# Set problem
How many lines of the listing below contain the word "tinha"? Reply with the number alone.

# Input
§ §

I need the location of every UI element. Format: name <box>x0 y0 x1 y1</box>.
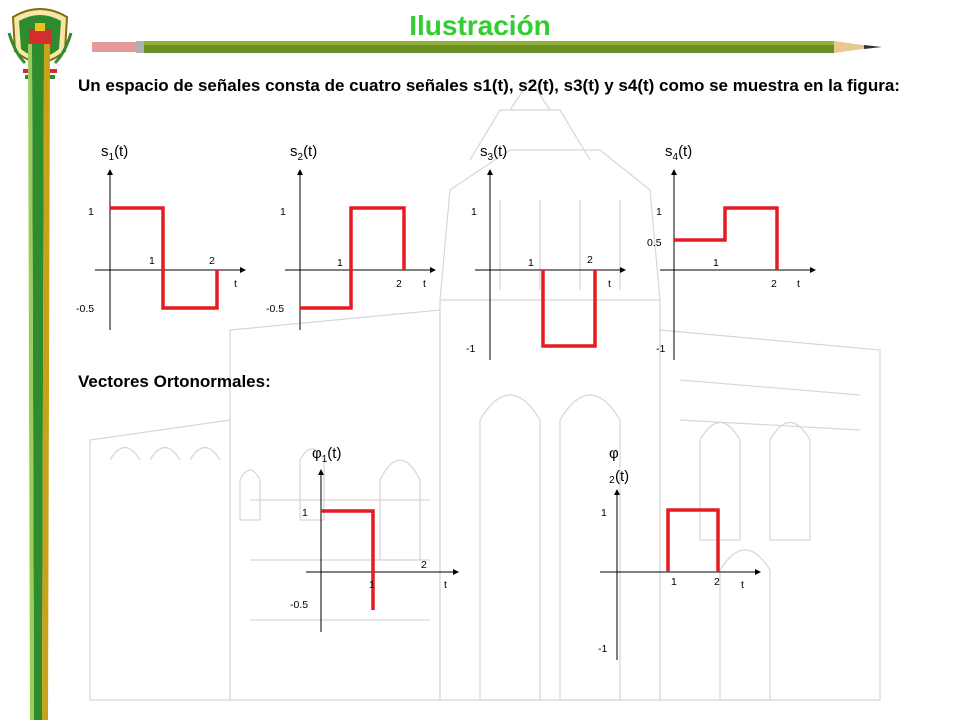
plot-phi1-t-label: t <box>444 579 447 591</box>
plot-phi2-ylabel-neg: -1 <box>598 643 608 655</box>
plot-s4-ylabel-half: 0.5 <box>647 237 662 249</box>
plot-s2-title: $s_2(t)$ <box>290 143 318 163</box>
plot-phi2-title-symbol: φ <box>609 445 619 462</box>
plot-s4-ylabel-neg: -1 <box>656 343 666 355</box>
plot-s1-ylabel-neg: -0.5 <box>76 303 95 315</box>
plot-s3-xlabel-1: 1 <box>528 257 534 269</box>
plot-s2-xlabel-2: 2 <box>396 278 402 290</box>
plot-s3-t-label: t <box>608 278 611 290</box>
plot-phi1-xlabel-2: 2 <box>421 559 427 571</box>
plot-s1-xlabel-2: 2 <box>209 255 215 267</box>
plot-phi2-xlabel-1: 1 <box>671 576 677 588</box>
plot-phi2-title-suffix: (t) <box>615 468 630 485</box>
plot-phi1-xlabel-1: 1 <box>369 579 375 591</box>
plot-s3-ylabel-neg: -1 <box>466 343 476 355</box>
plot-s2-ylabel-neg: -0.5 <box>266 303 285 315</box>
plot-s1-signal <box>110 208 217 308</box>
plot-s1-title: $s_1(t)$ <box>101 143 129 163</box>
plot-phi2-title-sub: 2 <box>609 474 615 486</box>
plot-phi1-ylabel-neg: -0.5 <box>290 599 309 611</box>
plot-s3 <box>466 143 625 360</box>
intro-text: Un espacio de señales consta de cuatro señales s1(t), s2(t), s3(t) y s4(t) como se muestra en la figura: <box>78 76 900 95</box>
plot-phi1-title: $\varphi_1(t)$ <box>312 445 342 465</box>
plot-s2-ylabel-1: 1 <box>280 206 286 218</box>
plot-s4-ylabel-1: 1 <box>656 206 662 218</box>
plot-phi1-ylabel-1: 1 <box>302 507 308 519</box>
plot-phi1 <box>290 445 458 632</box>
plot-phi1-signal <box>321 511 373 610</box>
plot-s2-xlabel-1: 1 <box>337 257 343 269</box>
plot-s2-t-label: t <box>423 278 426 290</box>
page-title: Ilustración <box>409 10 551 41</box>
plot-phi2-ylabel-1: 1 <box>601 507 607 519</box>
section-title-orthonormal: Vectores Ortonormales: <box>78 372 271 391</box>
plot-s4-xlabel-1: 1 <box>713 257 719 269</box>
plot-s3-ylabel-1: 1 <box>471 206 477 218</box>
plot-phi2-xlabel-2: 2 <box>714 576 720 588</box>
plot-s3-title: $s_3(t)$ <box>480 143 508 163</box>
plot-s1-ylabel-1: 1 <box>88 206 94 218</box>
plot-s3-signal <box>543 270 595 346</box>
plot-s1-xlabel-1: 1 <box>149 255 155 267</box>
plot-s4 <box>647 143 815 360</box>
plot-s4-xlabel-2: 2 <box>771 278 777 290</box>
plot-phi2-signal <box>668 510 718 572</box>
plot-phi2-t-label: t <box>741 579 744 591</box>
plot-s2-signal <box>300 208 404 308</box>
plot-phi2 <box>598 445 760 660</box>
plot-s4-t-label: t <box>797 278 800 290</box>
plot-s4-title: $s_4(t)$ <box>665 143 693 163</box>
plot-s3-xlabel-2: 2 <box>587 254 593 266</box>
plot-s4-signal <box>674 208 777 270</box>
plot-s1-t-label: t <box>234 278 237 290</box>
plot-s1 <box>76 143 245 330</box>
plot-s2 <box>266 143 435 330</box>
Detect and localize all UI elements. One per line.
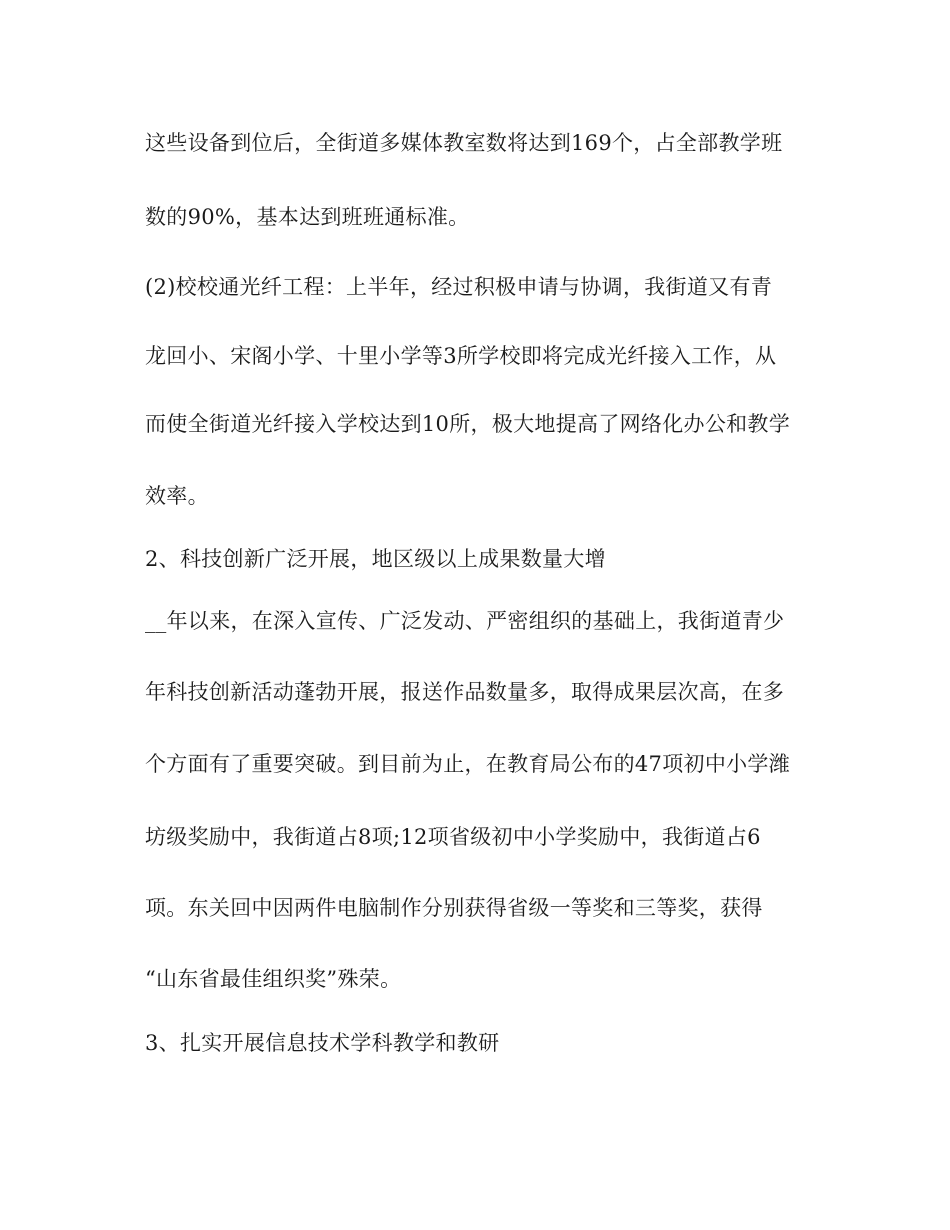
text-line: 这些设备到位后，全街道多媒体教室数将达到169个，占全部教学班 [145, 131, 783, 155]
text-line: 而使全街道光纤接入学校达到10所，极大地提高了网络化办公和教学 [145, 412, 791, 436]
section-heading: 2、科技创新广泛开展，地区级以上成果数量大增 [145, 547, 606, 571]
text-line: __年以来，在深入宣传、广泛发动、严密组织的基础上，我街道青少 [145, 609, 785, 633]
text-line: 项。东关回中因两件电脑制作分别获得省级一等奖和三等奖，获得 [145, 896, 763, 920]
text-line: “山东省最佳组织奖”殊荣。 [145, 967, 402, 991]
text-line: 龙回小、宋阁小学、十里小学等3所学校即将完成光纤接入工作，从 [145, 344, 777, 368]
text-line: 年科技创新活动蓬勃开展，报送作品数量多，取得成果层次高，在多 [145, 680, 784, 704]
text-line: (2)校校通光纤工程：上半年，经过积极申请与协调，我街道又有青 [145, 275, 773, 299]
text-line: 效率。 [145, 484, 209, 508]
section-heading: 3、扎实开展信息技术学科教学和教研 [145, 1031, 500, 1055]
text-line: 坊级奖励中，我街道占8项;12项省级初中小学奖励中，我街道占6 [145, 825, 761, 849]
text-line: 数的90%，基本达到班班通标准。 [145, 205, 470, 229]
text-line: 个方面有了重要突破。到目前为止，在教育局公布的47项初中小学潍 [145, 752, 791, 776]
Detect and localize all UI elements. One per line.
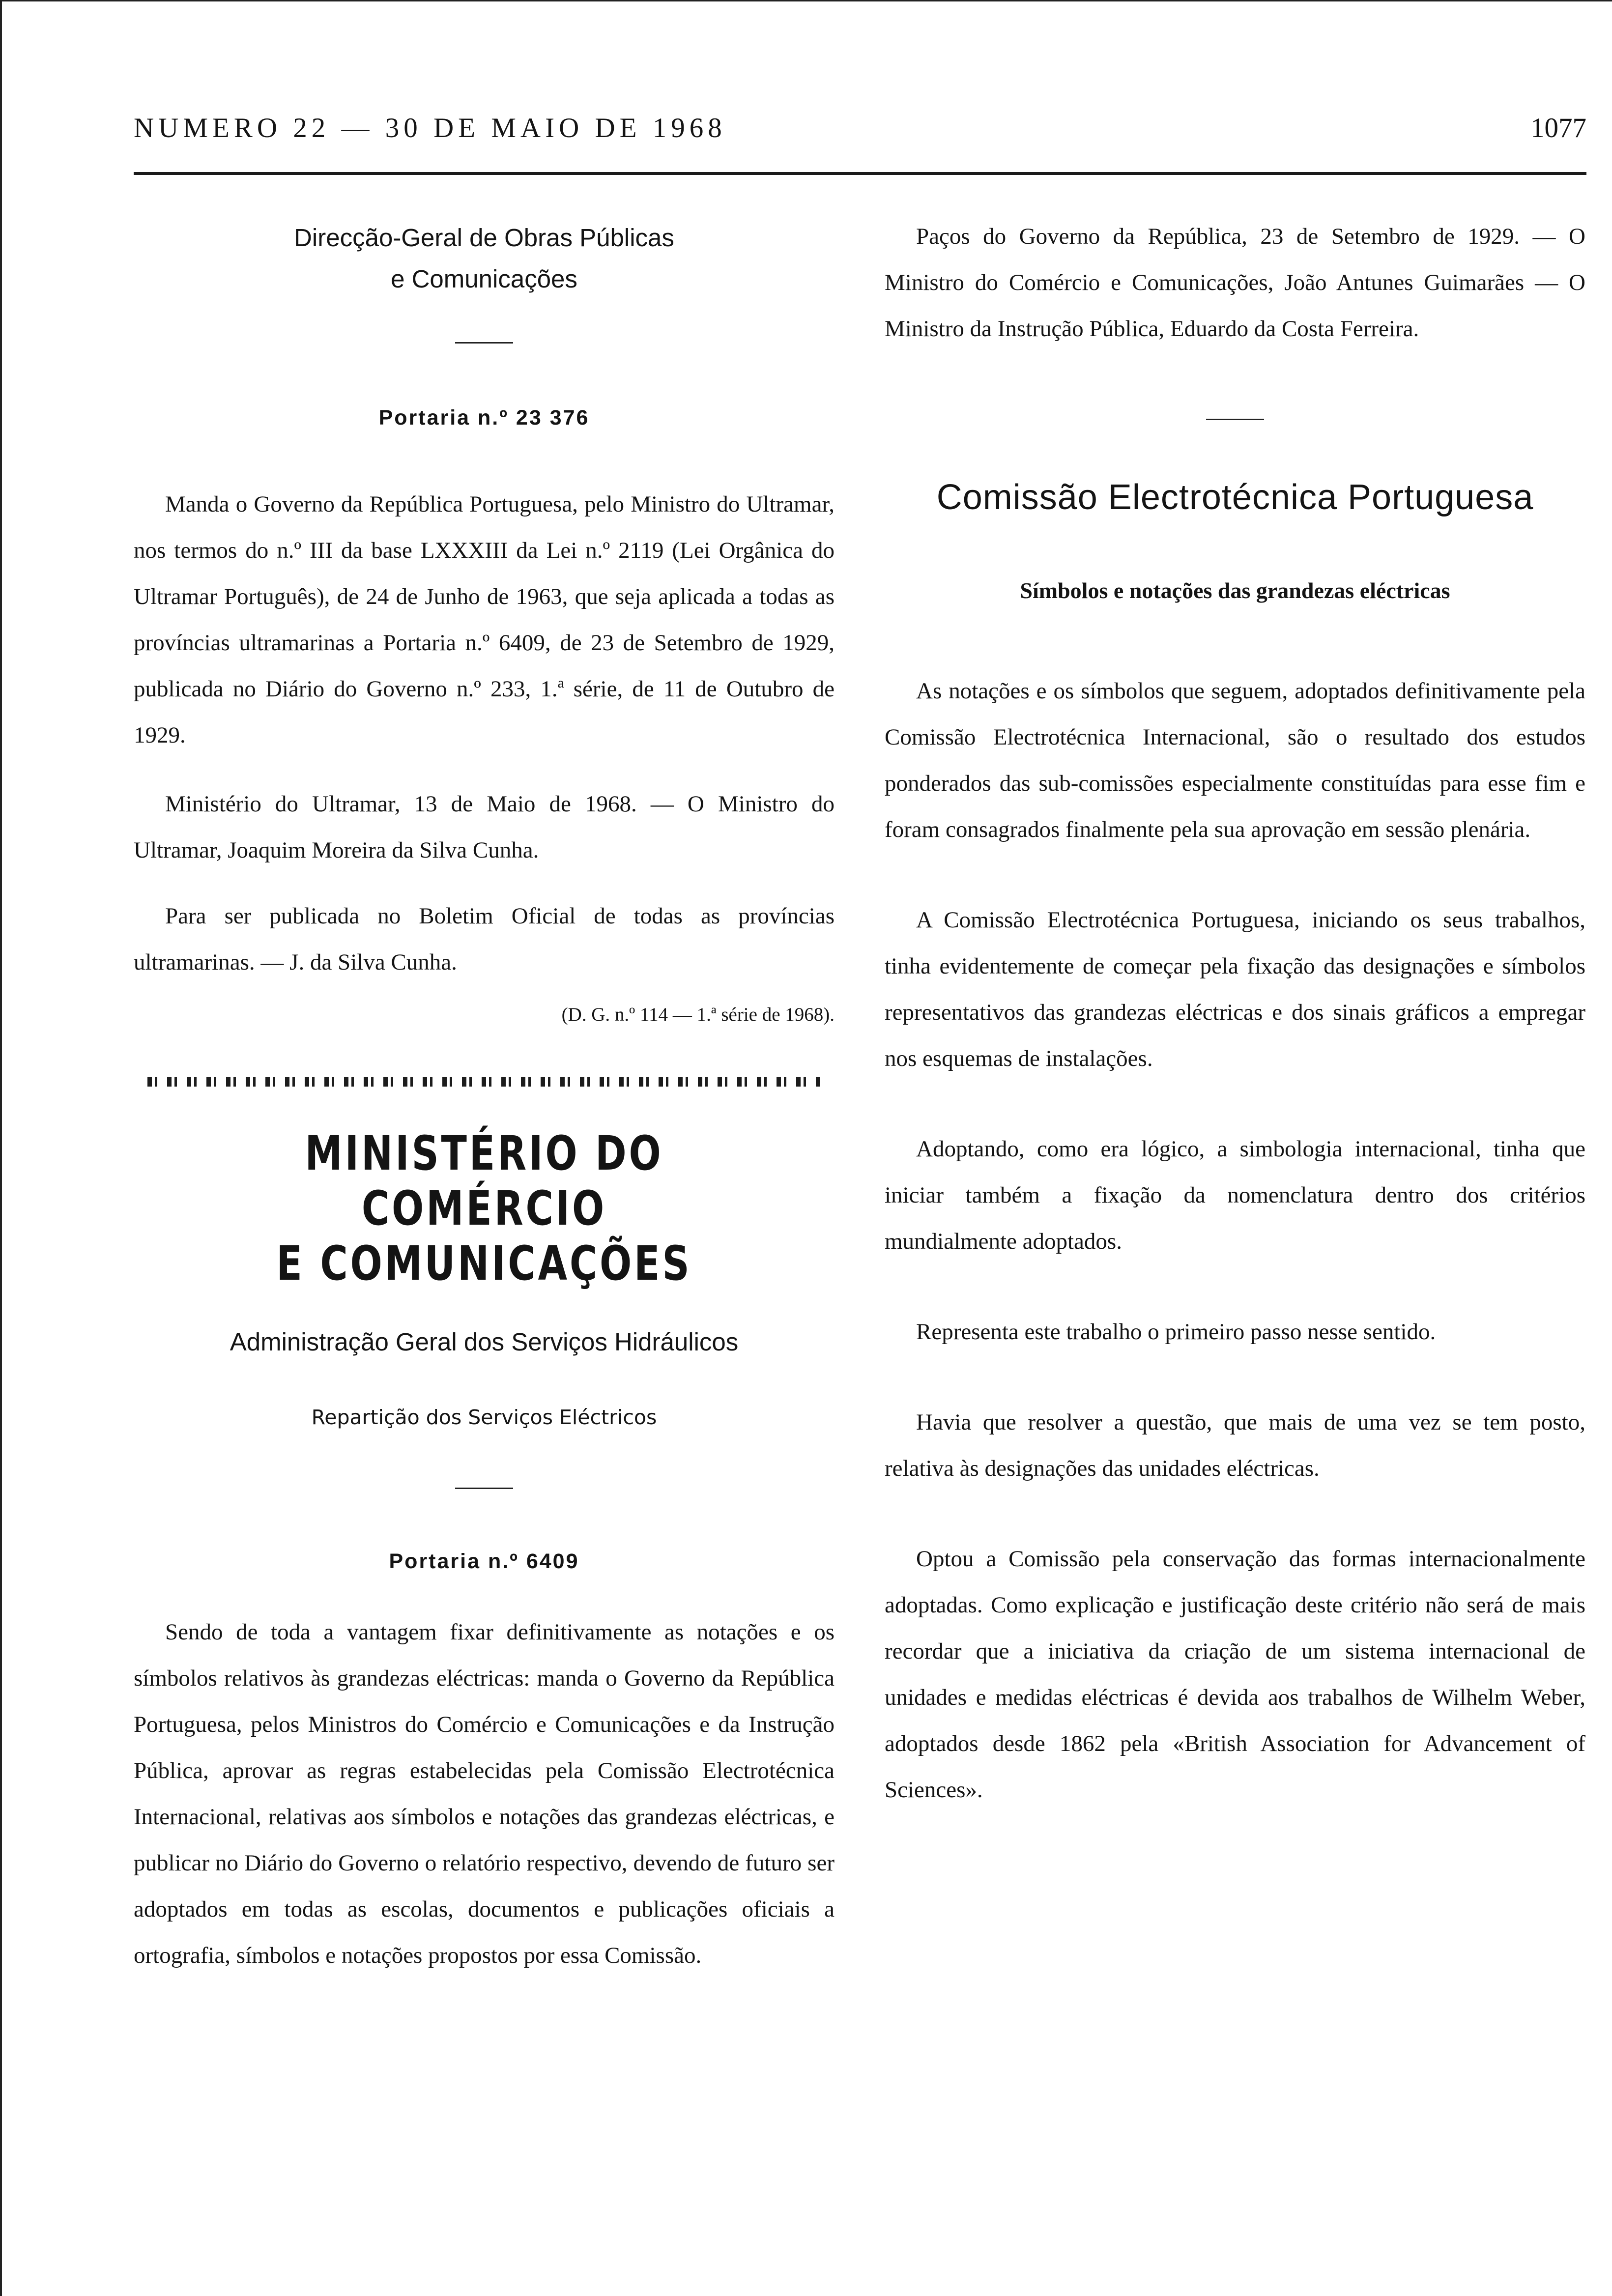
directorate-heading-cont: e Comunicações bbox=[391, 265, 577, 293]
repartition-heading: Repartição dos Serviços Eléctricos bbox=[311, 1406, 657, 1429]
ministry-title-cont: E COMUNICAÇÕES bbox=[276, 1236, 692, 1291]
left-column bbox=[134, 206, 835, 1979]
ministry-title: MINISTÉRIO DO COMÉRCIO bbox=[305, 1126, 663, 1236]
page-number: 1077 bbox=[1530, 113, 1586, 144]
section-subtitle: Símbolos e notações das grandezas eléctricas bbox=[1020, 578, 1450, 603]
portaria-23376-title: Portaria n.º 23 376 bbox=[378, 406, 590, 430]
body-paragraph: As notações e os símbolos que seguem, adoptados definitivamente pela Comissão Electrotécnica Internacional, são o resultado dos estudos ponderados das sub-comissões especialmente constituídas para esse fim e foram consagrados finalmente pela sua aprovação em sessão plenária. bbox=[885, 678, 1585, 842]
header-rule bbox=[134, 172, 1586, 175]
page-edge-top bbox=[0, 0, 1612, 1]
body-paragraph: Havia que resolver a questão, que mais de uma vez se tem posto, relativa às designações das unidades eléctricas. bbox=[885, 1409, 1585, 1481]
portaria-6409-body: Sendo de toda a vantagem fixar definitivamente as notações e os símbolos relativos às grandezas eléctricas: manda o Governo da República Portuguesa, pelos Ministros do Comércio e Comunicações e da Instrução Pública, aprovar as regras estabelecidas pela Comissão Electrotécnica Internacional, relativas aos símbolos e notações das grandezas eléctricas, e publicar no Diário do Governo o relatório respectivo, devendo de futuro ser adoptados em todas as escolas, documentos e publicações oficiais a ortografia, símbolos e notações propostos por essa Comissão. bbox=[134, 1619, 835, 1968]
directorate-heading: Direcção-Geral de Obras Públicas bbox=[294, 224, 674, 252]
portaria-23376-signature: Ministério do Ultramar, 13 de Maio de 1968. — O Ministro do Ultramar, Joaquim Moreira da Silva Cunha. bbox=[134, 791, 835, 863]
body-paragraph: Representa este trabalho o primeiro passo nesse sentido. bbox=[916, 1319, 1436, 1345]
body-paragraph: Adoptando, como era lógico, a simbologia internacional, tinha que iniciar também a fixação da nomenclatura dentro dos critérios mundialmente adoptados. bbox=[885, 1136, 1585, 1254]
body-paragraph: A Comissão Electrotécnica Portuguesa, iniciando os seus trabalhos, tinha evidentemente de começar pela fixação das designações e símbolos representativos das grandezas eléctricas e dos sinais gráficos a empregar nos esquemas de instalações. bbox=[885, 907, 1585, 1071]
body-paragraph: Optou a Comissão pela conservação das formas internacionalmente adoptadas. Como explicação e justificação deste critério não será de mais recordar que a iniciativa da criação de um sistema internacional de unidades e medidas eléctricas é devida aos trabalhos de Wilhelm Weber, adoptados desde 1862 pela «British Association for Advancement of Sciences». bbox=[885, 1546, 1585, 1803]
ornamental-divider bbox=[147, 1077, 821, 1087]
page-header bbox=[134, 112, 1586, 151]
government-signature: Paços do Governo da República, 23 de Setembro de 1929. — O Ministro do Comércio e Comunicações, João Antunes Guimarães — O Ministro da Instrução Pública, Eduardo da Costa Ferreira. bbox=[885, 224, 1585, 342]
issue-line: NUMERO 22 — 30 DE MAIO DE 1968 bbox=[134, 113, 726, 144]
portaria-6409-title: Portaria n.º 6409 bbox=[389, 1550, 579, 1573]
right-column bbox=[885, 206, 1585, 1813]
commission-title: Comissão Electrotécnica Portuguesa bbox=[936, 478, 1534, 517]
page-edge-left bbox=[0, 0, 2, 2296]
source-reference: (D. G. n.º 114 — 1.ª série de 1968). bbox=[561, 1004, 835, 1025]
admin-heading: Administração Geral dos Serviços Hidráulicos bbox=[230, 1328, 739, 1356]
portaria-23376-body: Manda o Governo da República Portuguesa, pelo Ministro do Ultramar, nos termos do n.º III da base LXXXIII da Lei n.º 2119 (Lei Orgânica do Ultramar Português), de 24 de Junho de 1963, que seja aplicada a todas as províncias ultramarinas a Portaria n.º 6409, de 23 de Setembro de 1929, publicada no Diário do Governo n.º 233, 1.ª série, de 11 de Outubro de 1929. bbox=[134, 491, 835, 748]
publication-note: Para ser publicada no Boletim Oficial de todas as províncias ultramarinas. — J. da Silva Cunha. bbox=[134, 903, 835, 975]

§ §

# Expected output
2